:: Listed entries
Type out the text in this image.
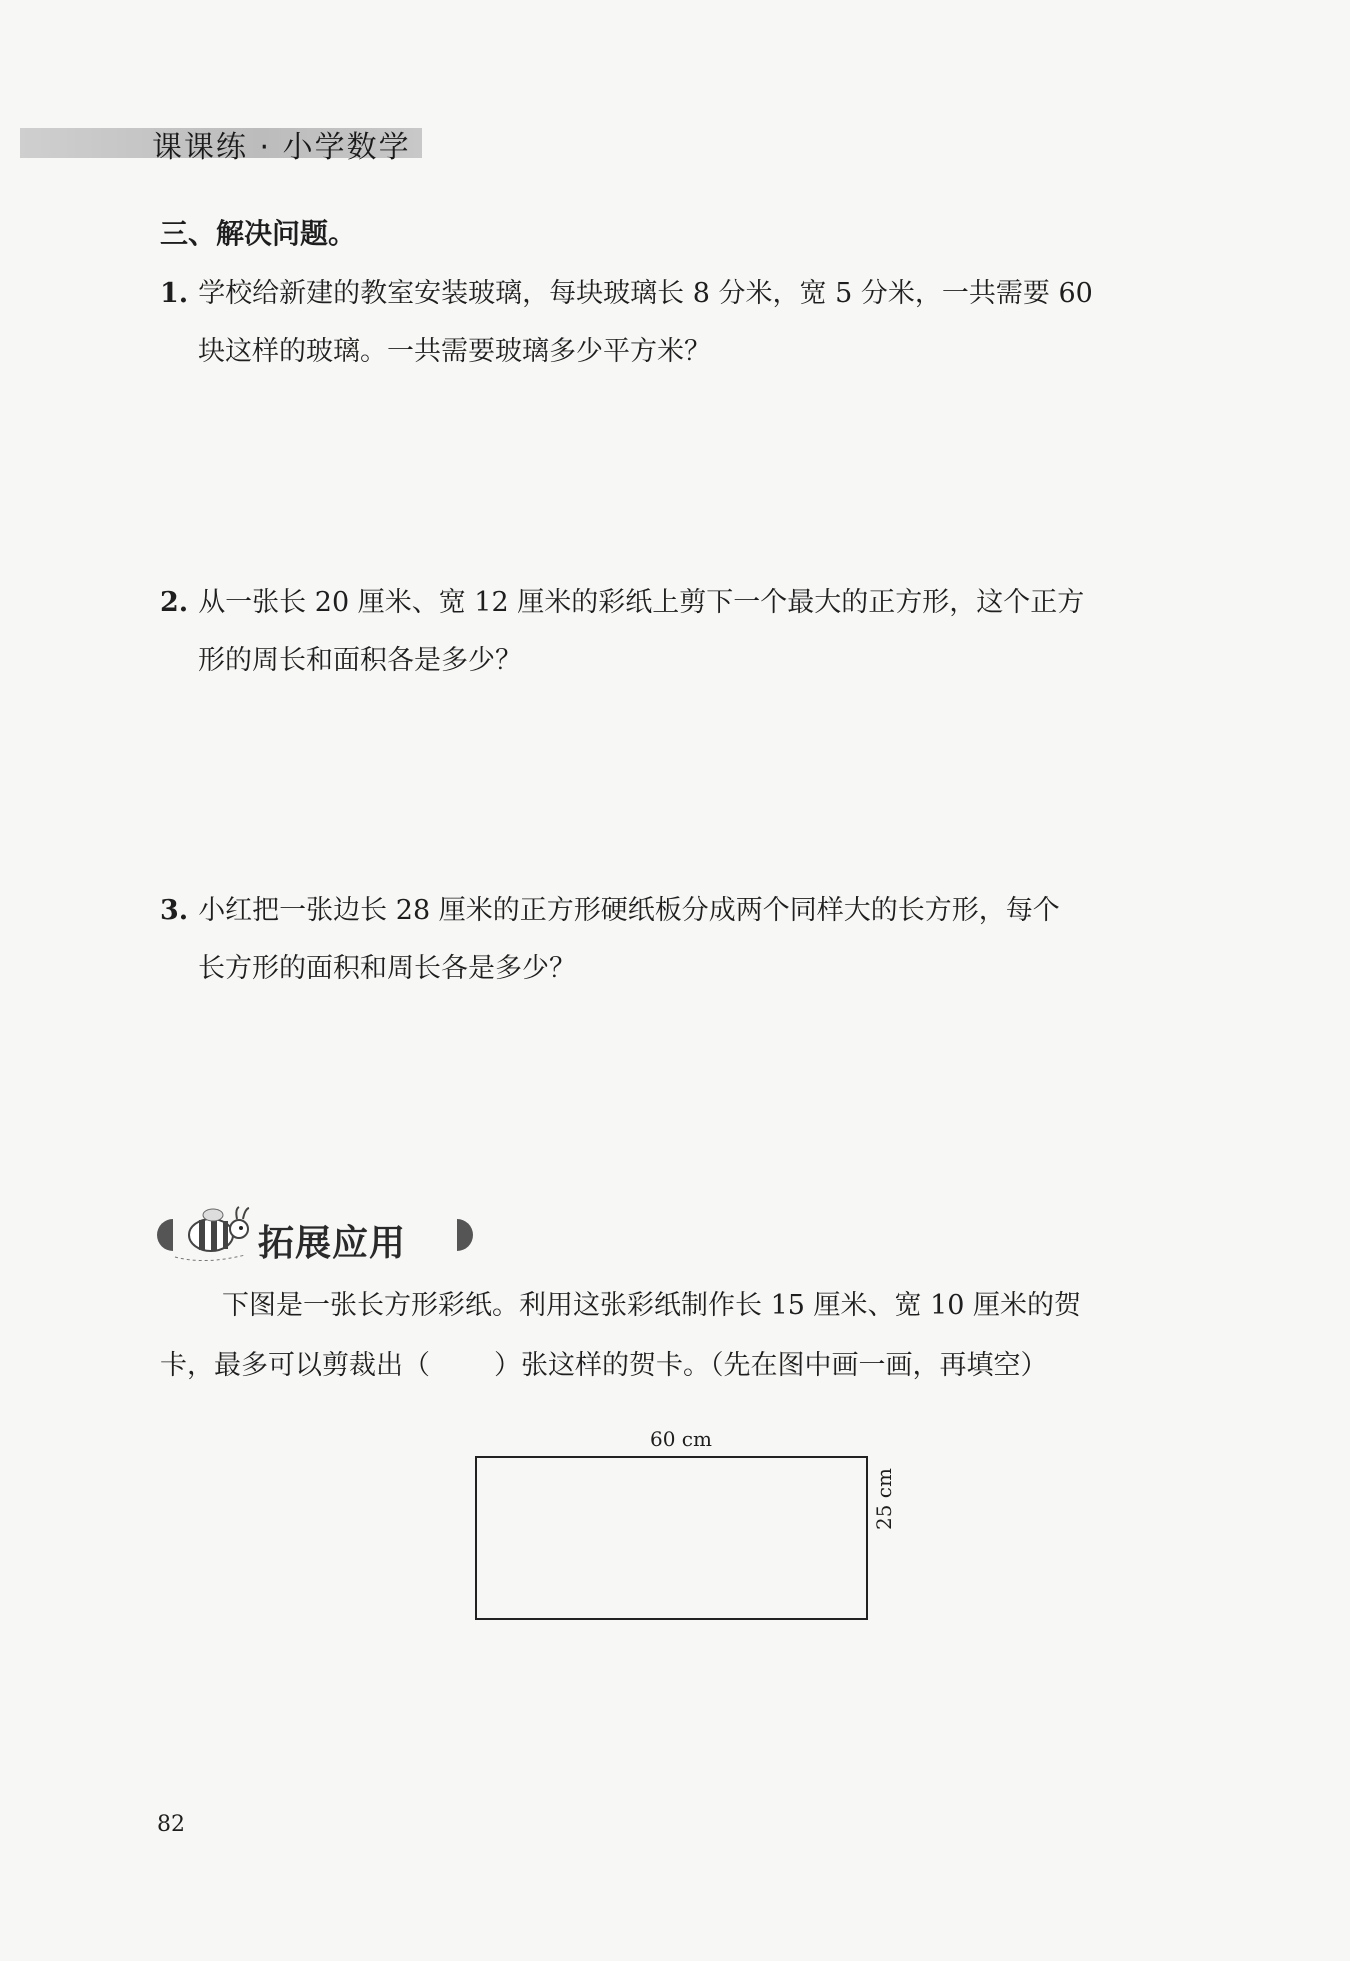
课课练 · 小学数学
三、解决问题。
1. 学校给新建的教室安装玻璃，每块玻璃长 8 分米，宽 5 分米，一共需要 60
块这样的玻璃。一共需要玻璃多少平方米？
2. 从一张长 20 厘米、宽 12 厘米的彩纸上剪下一个最大的正方形，这个正方
形的周长和面积各是多少？
3. 小红把一张边长 28 厘米的正方形硬纸板分成两个同样大的长方形，每个
长方形的面积和周长各是多少？
拓展应用
下图是一张长方形彩纸。利用这张彩纸制作长 15 厘米、宽 10 厘米的贺
卡，最多可以剪裁出（ ）张这样的贺卡。（先在图中画一画，再填空）
60 cm
25 cm
82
::::
Exercise brief: Transcribe the whole listing exactly. Pictures are excluded.

Task output:
Type out the text in this image.
课课练 · 小学数学
三、解决问题。
1. 学校给新建的教室安装玻璃，每块玻璃长 8 分米，宽 5 分米，一共需要 60
块这样的玻璃。一共需要玻璃多少平方米？
2. 从一张长 20 厘米、宽 12 厘米的彩纸上剪下一个最大的正方形，这个正方
形的周长和面积各是多少？
3. 小红把一张边长 28 厘米的正方形硬纸板分成两个同样大的长方形，每个
长方形的面积和周长各是多少？
拓展应用
下图是一张长方形彩纸。利用这张彩纸制作长 15 厘米、宽 10 厘米的贺
卡，最多可以剪裁出（ ）张这样的贺卡。（先在图中画一画，再填空）
60 cm
25 cm
82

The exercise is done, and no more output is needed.